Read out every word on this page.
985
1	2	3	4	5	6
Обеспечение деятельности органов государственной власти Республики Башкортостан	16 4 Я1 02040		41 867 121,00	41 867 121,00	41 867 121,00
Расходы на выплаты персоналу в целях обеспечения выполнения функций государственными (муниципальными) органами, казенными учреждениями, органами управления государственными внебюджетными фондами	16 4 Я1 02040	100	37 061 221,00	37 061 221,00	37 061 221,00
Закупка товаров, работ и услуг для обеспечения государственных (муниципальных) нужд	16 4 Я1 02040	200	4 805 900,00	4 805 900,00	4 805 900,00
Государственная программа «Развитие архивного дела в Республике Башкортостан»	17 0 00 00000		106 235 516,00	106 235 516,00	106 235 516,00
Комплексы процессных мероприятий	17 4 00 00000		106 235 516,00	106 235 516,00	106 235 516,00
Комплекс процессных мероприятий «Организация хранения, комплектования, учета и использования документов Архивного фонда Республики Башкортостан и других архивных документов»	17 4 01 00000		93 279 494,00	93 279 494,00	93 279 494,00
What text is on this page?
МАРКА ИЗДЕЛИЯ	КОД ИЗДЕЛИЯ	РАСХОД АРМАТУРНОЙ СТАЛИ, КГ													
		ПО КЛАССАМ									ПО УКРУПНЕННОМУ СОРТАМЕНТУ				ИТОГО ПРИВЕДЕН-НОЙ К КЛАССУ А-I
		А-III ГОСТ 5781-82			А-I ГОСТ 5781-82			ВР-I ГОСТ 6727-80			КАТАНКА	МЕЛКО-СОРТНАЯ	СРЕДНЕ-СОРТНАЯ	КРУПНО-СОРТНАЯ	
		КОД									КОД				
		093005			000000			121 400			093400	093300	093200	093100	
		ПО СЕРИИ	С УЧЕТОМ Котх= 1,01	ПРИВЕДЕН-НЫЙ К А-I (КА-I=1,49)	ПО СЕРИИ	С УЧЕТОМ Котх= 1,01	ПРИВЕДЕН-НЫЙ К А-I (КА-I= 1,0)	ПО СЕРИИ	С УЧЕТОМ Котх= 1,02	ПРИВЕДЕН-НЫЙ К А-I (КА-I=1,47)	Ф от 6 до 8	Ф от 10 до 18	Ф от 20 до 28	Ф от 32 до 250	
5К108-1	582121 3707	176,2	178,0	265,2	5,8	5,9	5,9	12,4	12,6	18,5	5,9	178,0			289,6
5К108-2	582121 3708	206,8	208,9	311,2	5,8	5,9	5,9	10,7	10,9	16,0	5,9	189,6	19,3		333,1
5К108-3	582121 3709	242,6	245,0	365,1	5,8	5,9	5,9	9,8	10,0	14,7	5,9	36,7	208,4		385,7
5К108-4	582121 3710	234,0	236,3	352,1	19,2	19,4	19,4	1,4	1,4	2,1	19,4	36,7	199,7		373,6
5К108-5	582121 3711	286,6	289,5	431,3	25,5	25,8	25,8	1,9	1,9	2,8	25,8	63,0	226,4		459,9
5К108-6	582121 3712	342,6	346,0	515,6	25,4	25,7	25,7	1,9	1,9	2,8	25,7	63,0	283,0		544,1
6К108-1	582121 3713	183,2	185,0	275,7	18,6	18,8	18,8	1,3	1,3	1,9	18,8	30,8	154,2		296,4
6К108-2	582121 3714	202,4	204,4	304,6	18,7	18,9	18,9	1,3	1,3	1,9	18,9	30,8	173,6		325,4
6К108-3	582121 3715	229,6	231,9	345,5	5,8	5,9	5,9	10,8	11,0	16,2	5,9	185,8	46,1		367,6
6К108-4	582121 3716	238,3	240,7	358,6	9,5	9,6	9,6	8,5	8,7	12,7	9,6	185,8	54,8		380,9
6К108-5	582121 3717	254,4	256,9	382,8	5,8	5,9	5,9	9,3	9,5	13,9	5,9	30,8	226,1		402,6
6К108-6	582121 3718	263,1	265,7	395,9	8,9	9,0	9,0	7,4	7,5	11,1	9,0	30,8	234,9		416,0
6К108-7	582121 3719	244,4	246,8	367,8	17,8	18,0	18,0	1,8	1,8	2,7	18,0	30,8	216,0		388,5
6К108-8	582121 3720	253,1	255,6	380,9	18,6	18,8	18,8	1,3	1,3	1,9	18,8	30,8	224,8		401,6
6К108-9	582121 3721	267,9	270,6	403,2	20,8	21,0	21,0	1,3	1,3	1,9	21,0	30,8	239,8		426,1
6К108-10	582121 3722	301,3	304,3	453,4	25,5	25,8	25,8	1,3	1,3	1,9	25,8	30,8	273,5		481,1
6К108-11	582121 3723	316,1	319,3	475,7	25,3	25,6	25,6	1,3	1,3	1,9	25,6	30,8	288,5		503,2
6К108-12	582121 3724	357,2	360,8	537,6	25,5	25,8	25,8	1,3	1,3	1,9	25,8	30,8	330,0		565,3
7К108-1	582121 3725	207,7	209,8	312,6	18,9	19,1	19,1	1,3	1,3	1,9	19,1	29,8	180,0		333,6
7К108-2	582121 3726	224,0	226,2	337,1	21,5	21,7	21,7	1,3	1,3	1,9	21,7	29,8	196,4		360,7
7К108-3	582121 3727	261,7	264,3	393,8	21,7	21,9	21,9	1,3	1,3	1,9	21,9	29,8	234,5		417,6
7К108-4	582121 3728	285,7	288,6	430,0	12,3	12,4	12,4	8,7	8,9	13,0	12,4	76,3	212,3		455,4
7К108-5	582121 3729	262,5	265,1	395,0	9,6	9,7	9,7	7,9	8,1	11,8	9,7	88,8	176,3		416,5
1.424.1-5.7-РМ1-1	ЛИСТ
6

□ □ □ □

• GIVEN PROBLEM
Return the entries in full, keeping every line exactly as it is.

• EXERCISE RESPONSE
Read out every word on this page.
985
1	2	3	4	5	6
Обеспечение деятельности органов государственной власти Республики Башкортостан	16 4 Я1 02040		41 867 121,00	41 867 121,00	41 867 121,00
Расходы на выплаты персоналу в целях обеспечения выполнения функций государственными (муниципальными) органами, казенными учреждениями, органами управления государственными внебюджетными фондами	16 4 Я1 02040	100	37 061 221,00	37 061 221,00	37 061 221,00
Закупка товаров, работ и услуг для обеспечения государственных (муниципальных) нужд	16 4 Я1 02040	200	4 805 900,00	4 805 900,00	4 805 900,00
Государственная программа «Развитие архивного дела в Республике Башкортостан»	17 0 00 00000		106 235 516,00	106 235 516,00	106 235 516,00
Комплексы процессных мероприятий	17 4 00 00000		106 235 516,00	106 235 516,00	106 235 516,00
Комплекс процессных мероприятий «Организация хранения, комплектования, учета и использования документов Архивного фонда Республики Башкортостан и других архивных документов»	17 4 01 00000		93 279 494,00	93 279 494,00	93 279 494,00
What text is on this page?
МАРКА ИЗДЕЛИЯ	КОД ИЗДЕЛИЯ	РАСХОД АРМАТУРНОЙ СТАЛИ, КГ													
		ПО КЛАССАМ									ПО УКРУПНЕННОМУ СОРТАМЕНТУ				ИТОГО ПРИВЕДЕН-НОЙ К КЛАССУ А-I
		А-III ГОСТ 5781-82			А-I ГОСТ 5781-82			ВР-I ГОСТ 6727-80			КАТАНКА	МЕЛКО-СОРТНАЯ	СРЕДНЕ-СОРТНАЯ	КРУПНО-СОРТНАЯ	
		КОД									КОД				
		093005			000000			121 400			093400	093300	093200	093100	
		ПО СЕРИИ	С УЧЕТОМ Котх= 1,01	ПРИВЕДЕН-НЫЙ К А-I (КА-I=1,49)	ПО СЕРИИ	С УЧЕТОМ Котх= 1,01	ПРИВЕДЕН-НЫЙ К А-I (КА-I= 1,0)	ПО СЕРИИ	С УЧЕТОМ Котх= 1,02	ПРИВЕДЕН-НЫЙ К А-I (КА-I=1,47)	Ф от 6 до 8	Ф от 10 до 18	Ф от 20 до 28	Ф от 32 до 250	
5К108-1	582121 3707	176,2	178,0	265,2	5,8	5,9	5,9	12,4	12,6	18,5	5,9	178,0			289,6
5К108-2	582121 3708	206,8	208,9	311,2	5,8	5,9	5,9	10,7	10,9	16,0	5,9	189,6	19,3		333,1
5К108-3	582121 3709	242,6	245,0	365,1	5,8	5,9	5,9	9,8	10,0	14,7	5,9	36,7	208,4		385,7
5К108-4	582121 3710	234,0	236,3	352,1	19,2	19,4	19,4	1,4	1,4	2,1	19,4	36,7	199,7		373,6
5К108-5	582121 3711	286,6	289,5	431,3	25,5	25,8	25,8	1,9	1,9	2,8	25,8	63,0	226,4		459,9
5К108-6	582121 3712	342,6	346,0	515,6	25,4	25,7	25,7	1,9	1,9	2,8	25,7	63,0	283,0		544,1
6К108-1	582121 3713	183,2	185,0	275,7	18,6	18,8	18,8	1,3	1,3	1,9	18,8	30,8	154,2		296,4
6К108-2	582121 3714	202,4	204,4	304,6	18,7	18,9	18,9	1,3	1,3	1,9	18,9	30,8	173,6		325,4
6К108-3	582121 3715	229,6	231,9	345,5	5,8	5,9	5,9	10,8	11,0	16,2	5,9	185,8	46,1		367,6
6К108-4	582121 3716	238,3	240,7	358,6	9,5	9,6	9,6	8,5	8,7	12,7	9,6	185,8	54,8		380,9
6К108-5	582121 3717	254,4	256,9	382,8	5,8	5,9	5,9	9,3	9,5	13,9	5,9	30,8	226,1		402,6
6К108-6	582121 3718	263,1	265,7	395,9	8,9	9,0	9,0	7,4	7,5	11,1	9,0	30,8	234,9		416,0
6К108-7	582121 3719	244,4	246,8	367,8	17,8	18,0	18,0	1,8	1,8	2,7	18,0	30,8	216,0		388,5
6К108-8	582121 3720	253,1	255,6	380,9	18,6	18,8	18,8	1,3	1,3	1,9	18,8	30,8	224,8		401,6
6К108-9	582121 3721	267,9	270,6	403,2	20,8	21,0	21,0	1,3	1,3	1,9	21,0	30,8	239,8		426,1
6К108-10	582121 3722	301,3	304,3	453,4	25,5	25,8	25,8	1,3	1,3	1,9	25,8	30,8	273,5		481,1
6К108-11	582121 3723	316,1	319,3	475,7	25,3	25,6	25,6	1,3	1,3	1,9	25,6	30,8	288,5		503,2
6К108-12	582121 3724	357,2	360,8	537,6	25,5	25,8	25,8	1,3	1,3	1,9	25,8	30,8	330,0		565,3
7К108-1	582121 3725	207,7	209,8	312,6	18,9	19,1	19,1	1,3	1,3	1,9	19,1	29,8	180,0		333,6
7К108-2	582121 3726	224,0	226,2	337,1	21,5	21,7	21,7	1,3	1,3	1,9	21,7	29,8	196,4		360,7
7К108-3	582121 3727	261,7	264,3	393,8	21,7	21,9	21,9	1,3	1,3	1,9	21,9	29,8	234,5		417,6
7К108-4	582121 3728	285,7	288,6	430,0	12,3	12,4	12,4	8,7	8,9	13,0	12,4	76,3	212,3		455,4
7К108-5	582121 3729	262,5	265,1	395,0	9,6	9,7	9,7	7,9	8,1	11,8	9,7	88,8	176,3		416,5
1.424.1-5.7-РМ1-1	ЛИСТ
6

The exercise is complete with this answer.